--- Records to process ---

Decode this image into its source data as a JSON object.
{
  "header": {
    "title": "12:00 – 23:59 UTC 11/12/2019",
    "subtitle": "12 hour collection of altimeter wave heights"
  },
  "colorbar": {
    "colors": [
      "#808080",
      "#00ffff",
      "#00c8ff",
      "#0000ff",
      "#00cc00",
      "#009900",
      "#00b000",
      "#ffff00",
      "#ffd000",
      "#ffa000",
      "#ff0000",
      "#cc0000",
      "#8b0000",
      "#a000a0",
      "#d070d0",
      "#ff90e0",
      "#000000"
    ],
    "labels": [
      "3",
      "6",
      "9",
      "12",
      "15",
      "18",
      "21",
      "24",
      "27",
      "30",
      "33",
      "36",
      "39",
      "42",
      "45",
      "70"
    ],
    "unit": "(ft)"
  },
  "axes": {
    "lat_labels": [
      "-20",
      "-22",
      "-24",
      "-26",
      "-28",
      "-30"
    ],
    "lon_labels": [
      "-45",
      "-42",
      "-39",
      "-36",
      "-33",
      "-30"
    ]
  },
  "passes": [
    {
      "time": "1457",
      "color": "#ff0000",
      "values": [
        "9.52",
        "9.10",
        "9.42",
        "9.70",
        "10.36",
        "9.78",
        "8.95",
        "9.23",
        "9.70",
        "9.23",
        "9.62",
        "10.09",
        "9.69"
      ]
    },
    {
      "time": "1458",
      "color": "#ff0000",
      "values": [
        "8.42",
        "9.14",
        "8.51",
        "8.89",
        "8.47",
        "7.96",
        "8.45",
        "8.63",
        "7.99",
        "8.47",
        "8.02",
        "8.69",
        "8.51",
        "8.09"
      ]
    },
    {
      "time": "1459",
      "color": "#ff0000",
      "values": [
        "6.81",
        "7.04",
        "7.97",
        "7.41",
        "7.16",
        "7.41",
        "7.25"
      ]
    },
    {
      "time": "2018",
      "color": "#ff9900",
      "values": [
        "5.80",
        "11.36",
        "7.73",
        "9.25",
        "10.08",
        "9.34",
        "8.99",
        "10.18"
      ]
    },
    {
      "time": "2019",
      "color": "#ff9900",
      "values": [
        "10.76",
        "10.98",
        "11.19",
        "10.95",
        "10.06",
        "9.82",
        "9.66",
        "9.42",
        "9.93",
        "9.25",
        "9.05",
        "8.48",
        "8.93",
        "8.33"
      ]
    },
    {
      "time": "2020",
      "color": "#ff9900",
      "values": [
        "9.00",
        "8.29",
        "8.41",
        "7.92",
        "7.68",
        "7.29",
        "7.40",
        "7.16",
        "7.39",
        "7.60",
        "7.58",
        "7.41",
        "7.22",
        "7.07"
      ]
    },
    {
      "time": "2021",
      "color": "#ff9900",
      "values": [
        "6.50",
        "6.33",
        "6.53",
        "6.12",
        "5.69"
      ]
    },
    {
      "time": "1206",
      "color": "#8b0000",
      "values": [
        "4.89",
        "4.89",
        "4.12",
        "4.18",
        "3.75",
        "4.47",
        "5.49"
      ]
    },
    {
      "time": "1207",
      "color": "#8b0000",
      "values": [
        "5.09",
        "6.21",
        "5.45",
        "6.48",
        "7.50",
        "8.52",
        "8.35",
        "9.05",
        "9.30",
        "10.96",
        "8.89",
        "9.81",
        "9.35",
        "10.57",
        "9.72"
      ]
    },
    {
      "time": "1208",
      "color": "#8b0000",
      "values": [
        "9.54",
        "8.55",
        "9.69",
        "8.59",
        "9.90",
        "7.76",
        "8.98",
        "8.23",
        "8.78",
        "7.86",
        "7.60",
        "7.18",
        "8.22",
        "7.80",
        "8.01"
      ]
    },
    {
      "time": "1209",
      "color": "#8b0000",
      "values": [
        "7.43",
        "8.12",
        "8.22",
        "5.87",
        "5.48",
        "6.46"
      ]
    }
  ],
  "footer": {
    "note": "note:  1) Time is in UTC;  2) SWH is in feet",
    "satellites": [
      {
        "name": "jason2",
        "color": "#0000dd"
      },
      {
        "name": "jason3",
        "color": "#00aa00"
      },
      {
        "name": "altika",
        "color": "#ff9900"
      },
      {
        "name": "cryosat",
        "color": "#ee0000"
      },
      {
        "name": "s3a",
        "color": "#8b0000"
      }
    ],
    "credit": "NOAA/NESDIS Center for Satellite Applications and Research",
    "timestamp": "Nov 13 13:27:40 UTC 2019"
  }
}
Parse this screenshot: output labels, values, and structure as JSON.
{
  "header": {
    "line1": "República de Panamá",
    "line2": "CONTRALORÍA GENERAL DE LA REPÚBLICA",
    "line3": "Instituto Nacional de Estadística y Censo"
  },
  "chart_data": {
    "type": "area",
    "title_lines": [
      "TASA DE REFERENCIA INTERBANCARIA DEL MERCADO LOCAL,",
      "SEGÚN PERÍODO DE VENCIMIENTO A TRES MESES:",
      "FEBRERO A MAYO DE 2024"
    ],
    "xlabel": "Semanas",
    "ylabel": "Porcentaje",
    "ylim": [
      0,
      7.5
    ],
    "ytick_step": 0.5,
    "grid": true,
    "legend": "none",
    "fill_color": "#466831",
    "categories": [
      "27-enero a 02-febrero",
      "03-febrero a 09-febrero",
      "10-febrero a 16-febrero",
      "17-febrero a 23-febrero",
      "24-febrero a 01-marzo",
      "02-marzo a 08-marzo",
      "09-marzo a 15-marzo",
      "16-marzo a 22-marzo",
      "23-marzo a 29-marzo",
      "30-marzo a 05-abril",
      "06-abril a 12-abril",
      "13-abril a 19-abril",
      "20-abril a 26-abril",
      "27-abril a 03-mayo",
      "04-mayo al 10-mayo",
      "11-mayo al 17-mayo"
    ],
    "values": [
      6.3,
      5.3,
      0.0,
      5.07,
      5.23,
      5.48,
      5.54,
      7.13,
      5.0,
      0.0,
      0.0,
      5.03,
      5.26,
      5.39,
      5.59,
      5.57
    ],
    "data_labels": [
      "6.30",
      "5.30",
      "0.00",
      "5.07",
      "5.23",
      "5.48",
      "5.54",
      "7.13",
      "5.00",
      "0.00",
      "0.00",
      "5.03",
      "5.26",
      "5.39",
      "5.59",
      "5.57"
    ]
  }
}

---

Copy out each line above, character for character.

Decode this image into its source data as a JSON object.
{
  "header": {
    "title": "12:00 – 23:59 UTC 11/12/2019",
    "subtitle": "12 hour collection of altimeter wave heights"
  },
  "colorbar": {
    "colors": [
      "#808080",
      "#00ffff",
      "#00c8ff",
      "#0000ff",
      "#00cc00",
      "#009900",
      "#00b000",
      "#ffff00",
      "#ffd000",
      "#ffa000",
      "#ff0000",
      "#cc0000",
      "#8b0000",
      "#a000a0",
      "#d070d0",
      "#ff90e0",
      "#000000"
    ],
    "labels": [
      "3",
      "6",
      "9",
      "12",
      "15",
      "18",
      "21",
      "24",
      "27",
      "30",
      "33",
      "36",
      "39",
      "42",
      "45",
      "70"
    ],
    "unit": "(ft)"
  },
  "axes": {
    "lat_labels": [
      "-20",
      "-22",
      "-24",
      "-26",
      "-28",
      "-30"
    ],
    "lon_labels": [
      "-45",
      "-42",
      "-39",
      "-36",
      "-33",
      "-30"
    ]
  },
  "passes": [
    {
      "time": "1457",
      "color": "#ff0000",
      "values": [
        "9.52",
        "9.10",
        "9.42",
        "9.70",
        "10.36",
        "9.78",
        "8.95",
        "9.23",
        "9.70",
        "9.23",
        "9.62",
        "10.09",
        "9.69"
      ]
    },
    {
      "time": "1458",
      "color": "#ff0000",
      "values": [
        "8.42",
        "9.14",
        "8.51",
        "8.89",
        "8.47",
        "7.96",
        "8.45",
        "8.63",
        "7.99",
        "8.47",
        "8.02",
        "8.69",
        "8.51",
        "8.09"
      ]
    },
    {
      "time": "1459",
      "color": "#ff0000",
      "values": [
        "6.81",
        "7.04",
        "7.97",
        "7.41",
        "7.16",
        "7.41",
        "7.25"
      ]
    },
    {
      "time": "2018",
      "color": "#ff9900",
      "values": [
        "5.80",
        "11.36",
        "7.73",
        "9.25",
        "10.08",
        "9.34",
        "8.99",
        "10.18"
      ]
    },
    {
      "time": "2019",
      "color": "#ff9900",
      "values": [
        "10.76",
        "10.98",
        "11.19",
        "10.95",
        "10.06",
        "9.82",
        "9.66",
        "9.42",
        "9.93",
        "9.25",
        "9.05",
        "8.48",
        "8.93",
        "8.33"
      ]
    },
    {
      "time": "2020",
      "color": "#ff9900",
      "values": [
        "9.00",
        "8.29",
        "8.41",
        "7.92",
        "7.68",
        "7.29",
        "7.40",
        "7.16",
        "7.39",
        "7.60",
        "7.58",
        "7.41",
        "7.22",
        "7.07"
      ]
    },
    {
      "time": "2021",
      "color": "#ff9900",
      "values": [
        "6.50",
        "6.33",
        "6.53",
        "6.12",
        "5.69"
      ]
    },
    {
      "time": "1206",
      "color": "#8b0000",
      "values": [
        "4.89",
        "4.89",
        "4.12",
        "4.18",
        "3.75",
        "4.47",
        "5.49"
      ]
    },
    {
      "time": "1207",
      "color": "#8b0000",
      "values": [
        "5.09",
        "6.21",
        "5.45",
        "6.48",
        "7.50",
        "8.52",
        "8.35",
        "9.05",
        "9.30",
        "10.96",
        "8.89",
        "9.81",
        "9.35",
        "10.57",
        "9.72"
      ]
    },
    {
      "time": "1208",
      "color": "#8b0000",
      "values": [
        "9.54",
        "8.55",
        "9.69",
        "8.59",
        "9.90",
        "7.76",
        "8.98",
        "8.23",
        "8.78",
        "7.86",
        "7.60",
        "7.18",
        "8.22",
        "7.80",
        "8.01"
      ]
    },
    {
      "time": "1209",
      "color": "#8b0000",
      "values": [
        "7.43",
        "8.12",
        "8.22",
        "5.87",
        "5.48",
        "6.46"
      ]
    }
  ],
  "footer": {
    "note": "note:  1) Time is in UTC;  2) SWH is in feet",
    "satellites": [
      {
        "name": "jason2",
        "color": "#0000dd"
      },
      {
        "name": "jason3",
        "color": "#00aa00"
      },
      {
        "name": "altika",
        "color": "#ff9900"
      },
      {
        "name": "cryosat",
        "color": "#ee0000"
      },
      {
        "name": "s3a",
        "color": "#8b0000"
      }
    ],
    "credit": "NOAA/NESDIS Center for Satellite Applications and Research",
    "timestamp": "Nov 13 13:27:40 UTC 2019"
  }
}
Parse this screenshot: output labels, values, and structure as JSON.
{
  "header": {
    "line1": "República de Panamá",
    "line2": "CONTRALORÍA GENERAL DE LA REPÚBLICA",
    "line3": "Instituto Nacional de Estadística y Censo"
  },
  "chart_data": {
    "type": "area",
    "title_lines": [
      "TASA DE REFERENCIA INTERBANCARIA DEL MERCADO LOCAL,",
      "SEGÚN PERÍODO DE VENCIMIENTO A TRES MESES:",
      "FEBRERO A MAYO DE 2024"
    ],
    "xlabel": "Semanas",
    "ylabel": "Porcentaje",
    "ylim": [
      0,
      7.5
    ],
    "ytick_step": 0.5,
    "grid": true,
    "legend": "none",
    "fill_color": "#466831",
    "categories": [
      "27-enero a 02-febrero",
      "03-febrero a 09-febrero",
      "10-febrero a 16-febrero",
      "17-febrero a 23-febrero",
      "24-febrero a 01-marzo",
      "02-marzo a 08-marzo",
      "09-marzo a 15-marzo",
      "16-marzo a 22-marzo",
      "23-marzo a 29-marzo",
      "30-marzo a 05-abril",
      "06-abril a 12-abril",
      "13-abril a 19-abril",
      "20-abril a 26-abril",
      "27-abril a 03-mayo",
      "04-mayo al 10-mayo",
      "11-mayo al 17-mayo"
    ],
    "values": [
      6.3,
      5.3,
      0.0,
      5.07,
      5.23,
      5.48,
      5.54,
      7.13,
      5.0,
      0.0,
      0.0,
      5.03,
      5.26,
      5.39,
      5.59,
      5.57
    ],
    "data_labels": [
      "6.30",
      "5.30",
      "0.00",
      "5.07",
      "5.23",
      "5.48",
      "5.54",
      "7.13",
      "5.00",
      "0.00",
      "0.00",
      "5.03",
      "5.26",
      "5.39",
      "5.59",
      "5.57"
    ]
  }
}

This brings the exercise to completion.